◆ **Short problem**
Output all lines exactly, with nothing added or dropped.

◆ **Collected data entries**
[Start]
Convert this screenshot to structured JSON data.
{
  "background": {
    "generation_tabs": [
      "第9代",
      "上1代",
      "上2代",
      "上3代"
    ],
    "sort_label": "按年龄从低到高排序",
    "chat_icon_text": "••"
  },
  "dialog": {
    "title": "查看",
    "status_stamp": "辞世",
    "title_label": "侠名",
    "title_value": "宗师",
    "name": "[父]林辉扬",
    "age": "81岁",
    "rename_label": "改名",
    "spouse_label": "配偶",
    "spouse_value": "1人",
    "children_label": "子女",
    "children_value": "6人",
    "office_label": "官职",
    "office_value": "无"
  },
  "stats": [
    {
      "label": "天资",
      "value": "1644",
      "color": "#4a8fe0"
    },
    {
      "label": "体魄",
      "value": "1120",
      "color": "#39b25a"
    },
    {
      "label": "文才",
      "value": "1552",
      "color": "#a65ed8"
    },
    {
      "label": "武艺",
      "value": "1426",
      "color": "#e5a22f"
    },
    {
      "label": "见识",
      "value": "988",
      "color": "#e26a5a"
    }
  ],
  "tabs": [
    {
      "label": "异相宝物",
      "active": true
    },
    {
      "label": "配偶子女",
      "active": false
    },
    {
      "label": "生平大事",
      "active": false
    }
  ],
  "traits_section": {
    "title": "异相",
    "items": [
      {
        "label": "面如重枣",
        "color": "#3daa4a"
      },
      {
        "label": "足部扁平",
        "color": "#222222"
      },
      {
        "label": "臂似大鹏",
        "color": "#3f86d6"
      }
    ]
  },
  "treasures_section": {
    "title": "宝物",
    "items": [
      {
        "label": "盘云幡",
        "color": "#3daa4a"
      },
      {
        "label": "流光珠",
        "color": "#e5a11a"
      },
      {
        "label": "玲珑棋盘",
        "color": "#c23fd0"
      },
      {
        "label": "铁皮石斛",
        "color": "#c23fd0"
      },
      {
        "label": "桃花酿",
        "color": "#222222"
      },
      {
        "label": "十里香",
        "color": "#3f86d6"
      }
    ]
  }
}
[End]
◆ **Task response**
Convert this screenshot to structured JSON data.
{
  "background": {
    "generation_tabs": [
      "第9代",
      "上1代",
      "上2代",
      "上3代"
    ],
    "sort_label": "按年龄从低到高排序",
    "chat_icon_text": "••"
  },
  "dialog": {
    "title": "查看",
    "status_stamp": "辞世",
    "title_label": "侠名",
    "title_value": "宗师",
    "name": "[父]林辉扬",
    "age": "81岁",
    "rename_label": "改名",
    "spouse_label": "配偶",
    "spouse_value": "1人",
    "children_label": "子女",
    "children_value": "6人",
    "office_label": "官职",
    "office_value": "无"
  },
  "stats": [
    {
      "label": "天资",
      "value": "1644",
      "color": "#4a8fe0"
    },
    {
      "label": "体魄",
      "value": "1120",
      "color": "#39b25a"
    },
    {
      "label": "文才",
      "value": "1552",
      "color": "#a65ed8"
    },
    {
      "label": "武艺",
      "value": "1426",
      "color": "#e5a22f"
    },
    {
      "label": "见识",
      "value": "988",
      "color": "#e26a5a"
    }
  ],
  "tabs": [
    {
      "label": "异相宝物",
      "active": true
    },
    {
      "label": "配偶子女",
      "active": false
    },
    {
      "label": "生平大事",
      "active": false
    }
  ],
  "traits_section": {
    "title": "异相",
    "items": [
      {
        "label": "面如重枣",
        "color": "#3daa4a"
      },
      {
        "label": "足部扁平",
        "color": "#222222"
      },
      {
        "label": "臂似大鹏",
        "color": "#3f86d6"
      }
    ]
  },
  "treasures_section": {
    "title": "宝物",
    "items": [
      {
        "label": "盘云幡",
        "color": "#3daa4a"
      },
      {
        "label": "流光珠",
        "color": "#e5a11a"
      },
      {
        "label": "玲珑棋盘",
        "color": "#c23fd0"
      },
      {
        "label": "铁皮石斛",
        "color": "#c23fd0"
      },
      {
        "label": "桃花酿",
        "color": "#222222"
      },
      {
        "label": "十里香",
        "color": "#3f86d6"
      }
    ]
  }
}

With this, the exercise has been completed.